(Collection entries)
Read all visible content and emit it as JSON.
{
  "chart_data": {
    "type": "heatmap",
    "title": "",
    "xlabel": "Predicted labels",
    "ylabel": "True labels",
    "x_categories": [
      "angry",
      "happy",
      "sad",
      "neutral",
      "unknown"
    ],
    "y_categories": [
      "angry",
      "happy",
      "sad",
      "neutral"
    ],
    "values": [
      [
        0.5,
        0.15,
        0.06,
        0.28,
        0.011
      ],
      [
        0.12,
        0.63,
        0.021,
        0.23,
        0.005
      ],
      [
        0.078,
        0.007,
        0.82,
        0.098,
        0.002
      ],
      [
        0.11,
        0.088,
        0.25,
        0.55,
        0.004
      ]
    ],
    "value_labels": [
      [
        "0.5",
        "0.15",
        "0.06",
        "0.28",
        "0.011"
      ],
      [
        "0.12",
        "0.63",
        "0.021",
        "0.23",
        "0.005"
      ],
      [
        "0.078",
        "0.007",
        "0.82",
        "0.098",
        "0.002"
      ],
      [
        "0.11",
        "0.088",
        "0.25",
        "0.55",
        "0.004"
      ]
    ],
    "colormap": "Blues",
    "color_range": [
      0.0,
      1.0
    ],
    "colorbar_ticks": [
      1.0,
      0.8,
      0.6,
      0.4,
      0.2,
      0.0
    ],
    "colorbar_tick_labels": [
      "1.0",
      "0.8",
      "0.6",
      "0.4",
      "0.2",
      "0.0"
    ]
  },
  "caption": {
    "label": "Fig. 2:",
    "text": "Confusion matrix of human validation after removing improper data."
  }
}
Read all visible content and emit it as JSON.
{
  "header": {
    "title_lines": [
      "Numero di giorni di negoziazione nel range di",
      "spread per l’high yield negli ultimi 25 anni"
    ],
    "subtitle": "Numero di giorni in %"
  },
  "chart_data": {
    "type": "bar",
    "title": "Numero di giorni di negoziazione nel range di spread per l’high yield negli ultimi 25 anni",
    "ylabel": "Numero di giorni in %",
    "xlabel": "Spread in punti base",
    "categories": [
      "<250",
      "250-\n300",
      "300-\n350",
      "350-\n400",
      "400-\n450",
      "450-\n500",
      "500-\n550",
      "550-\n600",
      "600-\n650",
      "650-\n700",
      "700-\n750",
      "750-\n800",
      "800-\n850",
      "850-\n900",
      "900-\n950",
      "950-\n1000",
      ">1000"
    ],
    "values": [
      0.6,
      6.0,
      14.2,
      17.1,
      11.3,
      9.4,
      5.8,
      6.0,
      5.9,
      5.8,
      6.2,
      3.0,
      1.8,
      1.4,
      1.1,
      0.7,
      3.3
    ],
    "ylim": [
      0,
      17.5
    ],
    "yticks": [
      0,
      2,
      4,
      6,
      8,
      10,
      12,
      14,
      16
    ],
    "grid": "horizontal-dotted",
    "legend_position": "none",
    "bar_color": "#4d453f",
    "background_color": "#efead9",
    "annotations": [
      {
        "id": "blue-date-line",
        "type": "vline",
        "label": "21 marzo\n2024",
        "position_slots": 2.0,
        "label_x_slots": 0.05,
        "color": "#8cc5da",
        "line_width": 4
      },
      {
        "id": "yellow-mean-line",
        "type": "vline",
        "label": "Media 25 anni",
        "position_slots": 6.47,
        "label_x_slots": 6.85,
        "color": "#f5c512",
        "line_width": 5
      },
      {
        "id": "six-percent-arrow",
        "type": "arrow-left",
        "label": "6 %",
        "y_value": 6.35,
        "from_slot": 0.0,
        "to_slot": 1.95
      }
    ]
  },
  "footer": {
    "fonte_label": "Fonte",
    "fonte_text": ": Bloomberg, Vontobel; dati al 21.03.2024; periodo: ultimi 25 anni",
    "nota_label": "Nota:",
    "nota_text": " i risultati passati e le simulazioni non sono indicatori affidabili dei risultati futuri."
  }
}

▶ TASK DESCRIPTION
Return the full listing, character for character.

▶ THE SOLUTION
Read all visible content and emit it as JSON.
{
  "chart_data": {
    "type": "heatmap",
    "title": "",
    "xlabel": "Predicted labels",
    "ylabel": "True labels",
    "x_categories": [
      "angry",
      "happy",
      "sad",
      "neutral",
      "unknown"
    ],
    "y_categories": [
      "angry",
      "happy",
      "sad",
      "neutral"
    ],
    "values": [
      [
        0.5,
        0.15,
        0.06,
        0.28,
        0.011
      ],
      [
        0.12,
        0.63,
        0.021,
        0.23,
        0.005
      ],
      [
        0.078,
        0.007,
        0.82,
        0.098,
        0.002
      ],
      [
        0.11,
        0.088,
        0.25,
        0.55,
        0.004
      ]
    ],
    "value_labels": [
      [
        "0.5",
        "0.15",
        "0.06",
        "0.28",
        "0.011"
      ],
      [
        "0.12",
        "0.63",
        "0.021",
        "0.23",
        "0.005"
      ],
      [
        "0.078",
        "0.007",
        "0.82",
        "0.098",
        "0.002"
      ],
      [
        "0.11",
        "0.088",
        "0.25",
        "0.55",
        "0.004"
      ]
    ],
    "colormap": "Blues",
    "color_range": [
      0.0,
      1.0
    ],
    "colorbar_ticks": [
      1.0,
      0.8,
      0.6,
      0.4,
      0.2,
      0.0
    ],
    "colorbar_tick_labels": [
      "1.0",
      "0.8",
      "0.6",
      "0.4",
      "0.2",
      "0.0"
    ]
  },
  "caption": {
    "label": "Fig. 2:",
    "text": "Confusion matrix of human validation after removing improper data."
  }
}
Read all visible content and emit it as JSON.
{
  "header": {
    "title_lines": [
      "Numero di giorni di negoziazione nel range di",
      "spread per l’high yield negli ultimi 25 anni"
    ],
    "subtitle": "Numero di giorni in %"
  },
  "chart_data": {
    "type": "bar",
    "title": "Numero di giorni di negoziazione nel range di spread per l’high yield negli ultimi 25 anni",
    "ylabel": "Numero di giorni in %",
    "xlabel": "Spread in punti base",
    "categories": [
      "<250",
      "250-\n300",
      "300-\n350",
      "350-\n400",
      "400-\n450",
      "450-\n500",
      "500-\n550",
      "550-\n600",
      "600-\n650",
      "650-\n700",
      "700-\n750",
      "750-\n800",
      "800-\n850",
      "850-\n900",
      "900-\n950",
      "950-\n1000",
      ">1000"
    ],
    "values": [
      0.6,
      6.0,
      14.2,
      17.1,
      11.3,
      9.4,
      5.8,
      6.0,
      5.9,
      5.8,
      6.2,
      3.0,
      1.8,
      1.4,
      1.1,
      0.7,
      3.3
    ],
    "ylim": [
      0,
      17.5
    ],
    "yticks": [
      0,
      2,
      4,
      6,
      8,
      10,
      12,
      14,
      16
    ],
    "grid": "horizontal-dotted",
    "legend_position": "none",
    "bar_color": "#4d453f",
    "background_color": "#efead9",
    "annotations": [
      {
        "id": "blue-date-line",
        "type": "vline",
        "label": "21 marzo\n2024",
        "position_slots": 2.0,
        "label_x_slots": 0.05,
        "color": "#8cc5da",
        "line_width": 4
      },
      {
        "id": "yellow-mean-line",
        "type": "vline",
        "label": "Media 25 anni",
        "position_slots": 6.47,
        "label_x_slots": 6.85,
        "color": "#f5c512",
        "line_width": 5
      },
      {
        "id": "six-percent-arrow",
        "type": "arrow-left",
        "label": "6 %",
        "y_value": 6.35,
        "from_slot": 0.0,
        "to_slot": 1.95
      }
    ]
  },
  "footer": {
    "fonte_label": "Fonte",
    "fonte_text": ": Bloomberg, Vontobel; dati al 21.03.2024; periodo: ultimi 25 anni",
    "nota_label": "Nota:",
    "nota_text": " i risultati passati e le simulazioni non sono indicatori affidabili dei risultati futuri."
  }
}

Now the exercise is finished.